## BEGIN
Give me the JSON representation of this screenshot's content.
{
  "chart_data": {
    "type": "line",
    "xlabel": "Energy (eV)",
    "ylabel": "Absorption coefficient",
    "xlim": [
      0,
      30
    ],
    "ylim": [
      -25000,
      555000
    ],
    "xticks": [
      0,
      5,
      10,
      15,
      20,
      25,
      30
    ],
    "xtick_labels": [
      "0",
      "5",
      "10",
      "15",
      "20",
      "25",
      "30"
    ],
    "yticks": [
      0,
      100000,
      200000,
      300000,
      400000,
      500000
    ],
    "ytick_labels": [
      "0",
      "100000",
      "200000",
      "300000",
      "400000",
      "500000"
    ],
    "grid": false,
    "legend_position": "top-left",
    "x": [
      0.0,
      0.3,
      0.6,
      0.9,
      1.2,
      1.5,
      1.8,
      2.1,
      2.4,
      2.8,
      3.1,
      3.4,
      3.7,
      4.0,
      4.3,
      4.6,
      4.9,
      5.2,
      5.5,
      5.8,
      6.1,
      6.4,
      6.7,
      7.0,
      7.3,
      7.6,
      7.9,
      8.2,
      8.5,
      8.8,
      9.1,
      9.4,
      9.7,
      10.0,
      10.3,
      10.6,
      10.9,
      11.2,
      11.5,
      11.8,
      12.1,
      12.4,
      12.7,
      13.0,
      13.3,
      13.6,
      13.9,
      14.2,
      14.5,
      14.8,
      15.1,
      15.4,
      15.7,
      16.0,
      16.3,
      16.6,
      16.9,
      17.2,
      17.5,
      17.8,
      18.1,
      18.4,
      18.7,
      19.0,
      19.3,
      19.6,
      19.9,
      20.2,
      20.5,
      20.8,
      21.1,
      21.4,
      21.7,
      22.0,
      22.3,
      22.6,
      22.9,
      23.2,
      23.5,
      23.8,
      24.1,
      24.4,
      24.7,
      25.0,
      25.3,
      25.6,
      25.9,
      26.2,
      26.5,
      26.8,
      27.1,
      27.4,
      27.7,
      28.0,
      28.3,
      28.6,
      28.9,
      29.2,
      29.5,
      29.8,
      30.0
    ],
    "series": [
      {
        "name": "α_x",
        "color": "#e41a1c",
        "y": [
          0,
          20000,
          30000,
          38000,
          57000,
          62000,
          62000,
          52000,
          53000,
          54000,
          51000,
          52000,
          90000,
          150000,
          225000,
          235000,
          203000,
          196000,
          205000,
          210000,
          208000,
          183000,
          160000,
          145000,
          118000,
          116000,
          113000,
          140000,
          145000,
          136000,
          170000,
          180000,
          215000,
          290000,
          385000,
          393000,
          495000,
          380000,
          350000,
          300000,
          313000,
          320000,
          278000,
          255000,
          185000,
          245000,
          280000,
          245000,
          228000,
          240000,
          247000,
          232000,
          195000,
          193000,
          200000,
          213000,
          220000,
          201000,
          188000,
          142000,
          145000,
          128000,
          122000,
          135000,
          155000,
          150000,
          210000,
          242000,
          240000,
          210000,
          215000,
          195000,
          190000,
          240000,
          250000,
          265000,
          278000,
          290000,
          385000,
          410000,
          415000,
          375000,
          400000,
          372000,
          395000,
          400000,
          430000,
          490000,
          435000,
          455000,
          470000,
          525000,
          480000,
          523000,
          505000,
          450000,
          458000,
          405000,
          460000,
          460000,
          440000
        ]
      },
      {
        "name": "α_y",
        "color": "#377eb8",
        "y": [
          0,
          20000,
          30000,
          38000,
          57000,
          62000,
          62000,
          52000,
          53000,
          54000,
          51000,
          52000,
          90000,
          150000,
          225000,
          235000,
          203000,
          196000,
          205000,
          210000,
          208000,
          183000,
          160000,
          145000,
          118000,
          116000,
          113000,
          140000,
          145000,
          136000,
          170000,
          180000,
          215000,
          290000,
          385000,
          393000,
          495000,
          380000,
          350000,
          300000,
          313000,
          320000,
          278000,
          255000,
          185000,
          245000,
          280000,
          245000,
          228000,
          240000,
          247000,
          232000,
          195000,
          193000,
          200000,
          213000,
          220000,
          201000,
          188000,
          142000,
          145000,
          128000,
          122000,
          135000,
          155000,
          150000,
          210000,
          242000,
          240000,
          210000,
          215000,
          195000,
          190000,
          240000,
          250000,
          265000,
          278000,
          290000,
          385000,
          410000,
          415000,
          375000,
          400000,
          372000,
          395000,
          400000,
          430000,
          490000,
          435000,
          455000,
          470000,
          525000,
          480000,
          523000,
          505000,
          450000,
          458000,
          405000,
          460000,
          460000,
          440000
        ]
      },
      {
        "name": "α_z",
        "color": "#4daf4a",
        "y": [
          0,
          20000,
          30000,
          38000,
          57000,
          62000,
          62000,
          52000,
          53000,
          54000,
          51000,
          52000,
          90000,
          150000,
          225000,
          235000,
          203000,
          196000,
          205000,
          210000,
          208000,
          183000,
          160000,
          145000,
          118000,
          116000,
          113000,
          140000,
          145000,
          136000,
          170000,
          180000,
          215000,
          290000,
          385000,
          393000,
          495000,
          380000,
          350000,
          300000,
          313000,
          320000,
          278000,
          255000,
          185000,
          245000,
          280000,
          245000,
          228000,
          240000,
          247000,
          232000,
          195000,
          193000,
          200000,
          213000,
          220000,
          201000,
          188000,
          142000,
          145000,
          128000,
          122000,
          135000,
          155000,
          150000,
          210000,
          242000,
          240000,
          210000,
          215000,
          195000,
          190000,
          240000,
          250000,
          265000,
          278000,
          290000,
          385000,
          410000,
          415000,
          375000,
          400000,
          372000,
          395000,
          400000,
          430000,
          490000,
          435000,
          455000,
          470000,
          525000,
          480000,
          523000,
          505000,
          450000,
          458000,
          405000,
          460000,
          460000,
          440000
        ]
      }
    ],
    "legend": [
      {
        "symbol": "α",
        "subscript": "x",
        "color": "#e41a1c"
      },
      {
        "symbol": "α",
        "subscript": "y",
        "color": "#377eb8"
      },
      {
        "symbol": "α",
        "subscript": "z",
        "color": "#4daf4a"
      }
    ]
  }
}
## END
> _Written task_:
Look through the entries above and report the number of lines that contain "color". Write only the number.

> _Full answer_:
6